Strip the pictures and reproduce the rest of the listing exactly.

** BEGIN **

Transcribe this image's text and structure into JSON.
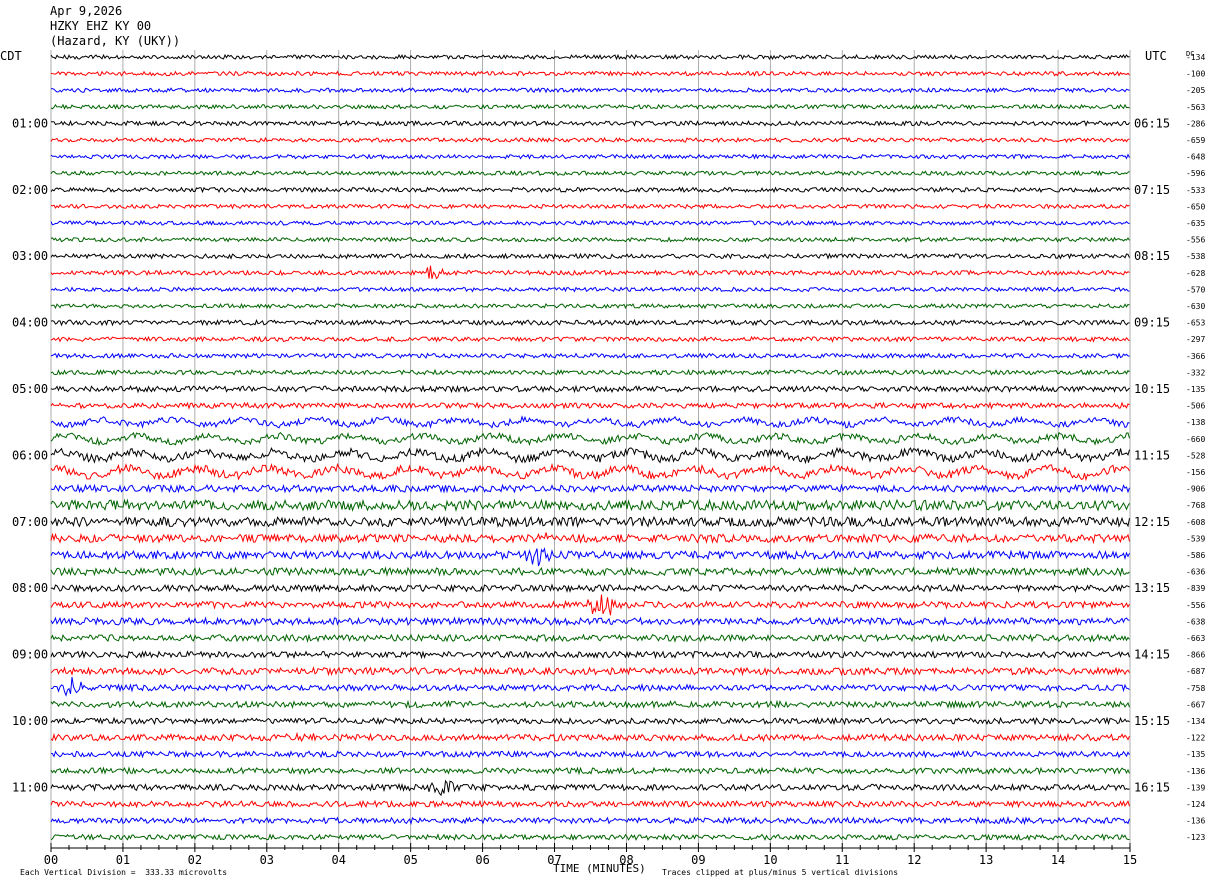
{
  "header": {
    "date": "Apr 9,2026",
    "station": "HZKY EHZ KY 00",
    "location": "(Hazard, KY (UKY))"
  },
  "left_label": "CDT",
  "right_label": "UTC",
  "dc_label": "DC",
  "footer": {
    "scale": "Each Vertical Division =  333.33 microvolts",
    "clip": "Traces clipped at plus/minus 5 vertical divisions",
    "x_title": "TIME (MINUTES)"
  },
  "chart_data": {
    "type": "line",
    "title": "",
    "xlabel": "TIME (MINUTES)",
    "xlim": [
      0,
      15
    ],
    "x_ticks": [
      "00",
      "01",
      "02",
      "03",
      "04",
      "05",
      "06",
      "07",
      "08",
      "09",
      "10",
      "11",
      "12",
      "13",
      "14",
      "15"
    ],
    "grid": "vertical lines every minute",
    "trace_colors": [
      "#000000",
      "#ff0000",
      "#0000ff",
      "#006400"
    ],
    "left_hour_labels": [
      "01:00",
      "02:00",
      "03:00",
      "04:00",
      "05:00",
      "06:00",
      "07:00",
      "08:00",
      "09:00",
      "10:00",
      "11:00"
    ],
    "right_hour_labels": [
      "06:15",
      "07:15",
      "08:15",
      "09:15",
      "10:15",
      "11:15",
      "12:15",
      "13:15",
      "14:15",
      "15:15",
      "16:15"
    ],
    "dc_offsets": [
      "-134",
      "-100",
      "-205",
      "-563",
      "-286",
      "-659",
      "-648",
      "-596",
      "-533",
      "-650",
      "-635",
      "-556",
      "-538",
      "-628",
      "-570",
      "-630",
      "-653",
      "-297",
      "-366",
      "-332",
      "-135",
      "-506",
      "-138",
      "-660",
      "-528",
      "-156",
      "-906",
      "-768",
      "-608",
      "-539",
      "-586",
      "-636",
      "-839",
      "-556",
      "-638",
      "-663",
      "-866",
      "-687",
      "-758",
      "-667",
      "-134",
      "-122",
      "-135",
      "-136",
      "-139",
      "-124",
      "-136",
      "-123"
    ],
    "trace_count": 48,
    "amplitudes": [
      2.0,
      2.0,
      2.0,
      2.0,
      2.2,
      2.0,
      2.0,
      2.0,
      2.2,
      2.0,
      2.0,
      2.0,
      2.2,
      2.2,
      2.0,
      2.0,
      2.4,
      2.2,
      2.2,
      2.2,
      2.8,
      2.6,
      3.0,
      3.2,
      4.0,
      4.0,
      3.4,
      5.0,
      4.6,
      4.0,
      3.8,
      3.6,
      3.2,
      3.2,
      3.4,
      3.2,
      3.0,
      3.4,
      3.0,
      3.0,
      2.8,
      3.2,
      2.8,
      2.8,
      3.0,
      2.8,
      2.8,
      2.6
    ],
    "events": [
      {
        "trace": 13,
        "minute": 5.3,
        "size": 8
      },
      {
        "trace": 29,
        "minute": 6.9,
        "size": 6
      },
      {
        "trace": 30,
        "minute": 6.8,
        "size": 12
      },
      {
        "trace": 33,
        "minute": 7.65,
        "size": 16
      },
      {
        "trace": 38,
        "minute": 0.3,
        "size": 9
      },
      {
        "trace": 44,
        "minute": 5.45,
        "size": 12
      },
      {
        "trace": 41,
        "minute": 3.5,
        "size": 6
      }
    ]
  }
}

** END **

§ **ANSWER TO THE PROBLEM**:
Transcribe this image's text and structure into JSON.
{
  "header": {
    "date": "Apr 9,2026",
    "station": "HZKY EHZ KY 00",
    "location": "(Hazard, KY (UKY))"
  },
  "left_label": "CDT",
  "right_label": "UTC",
  "dc_label": "DC",
  "footer": {
    "scale": "Each Vertical Division =  333.33 microvolts",
    "clip": "Traces clipped at plus/minus 5 vertical divisions",
    "x_title": "TIME (MINUTES)"
  },
  "chart_data": {
    "type": "line",
    "title": "",
    "xlabel": "TIME (MINUTES)",
    "xlim": [
      0,
      15
    ],
    "x_ticks": [
      "00",
      "01",
      "02",
      "03",
      "04",
      "05",
      "06",
      "07",
      "08",
      "09",
      "10",
      "11",
      "12",
      "13",
      "14",
      "15"
    ],
    "grid": "vertical lines every minute",
    "trace_colors": [
      "#000000",
      "#ff0000",
      "#0000ff",
      "#006400"
    ],
    "left_hour_labels": [
      "01:00",
      "02:00",
      "03:00",
      "04:00",
      "05:00",
      "06:00",
      "07:00",
      "08:00",
      "09:00",
      "10:00",
      "11:00"
    ],
    "right_hour_labels": [
      "06:15",
      "07:15",
      "08:15",
      "09:15",
      "10:15",
      "11:15",
      "12:15",
      "13:15",
      "14:15",
      "15:15",
      "16:15"
    ],
    "dc_offsets": [
      "-134",
      "-100",
      "-205",
      "-563",
      "-286",
      "-659",
      "-648",
      "-596",
      "-533",
      "-650",
      "-635",
      "-556",
      "-538",
      "-628",
      "-570",
      "-630",
      "-653",
      "-297",
      "-366",
      "-332",
      "-135",
      "-506",
      "-138",
      "-660",
      "-528",
      "-156",
      "-906",
      "-768",
      "-608",
      "-539",
      "-586",
      "-636",
      "-839",
      "-556",
      "-638",
      "-663",
      "-866",
      "-687",
      "-758",
      "-667",
      "-134",
      "-122",
      "-135",
      "-136",
      "-139",
      "-124",
      "-136",
      "-123"
    ],
    "trace_count": 48,
    "amplitudes": [
      2.0,
      2.0,
      2.0,
      2.0,
      2.2,
      2.0,
      2.0,
      2.0,
      2.2,
      2.0,
      2.0,
      2.0,
      2.2,
      2.2,
      2.0,
      2.0,
      2.4,
      2.2,
      2.2,
      2.2,
      2.8,
      2.6,
      3.0,
      3.2,
      4.0,
      4.0,
      3.4,
      5.0,
      4.6,
      4.0,
      3.8,
      3.6,
      3.2,
      3.2,
      3.4,
      3.2,
      3.0,
      3.4,
      3.0,
      3.0,
      2.8,
      3.2,
      2.8,
      2.8,
      3.0,
      2.8,
      2.8,
      2.6
    ],
    "events": [
      {
        "trace": 13,
        "minute": 5.3,
        "size": 8
      },
      {
        "trace": 29,
        "minute": 6.9,
        "size": 6
      },
      {
        "trace": 30,
        "minute": 6.8,
        "size": 12
      },
      {
        "trace": 33,
        "minute": 7.65,
        "size": 16
      },
      {
        "trace": 38,
        "minute": 0.3,
        "size": 9
      },
      {
        "trace": 44,
        "minute": 5.45,
        "size": 12
      },
      {
        "trace": 41,
        "minute": 3.5,
        "size": 6
      }
    ]
  }
}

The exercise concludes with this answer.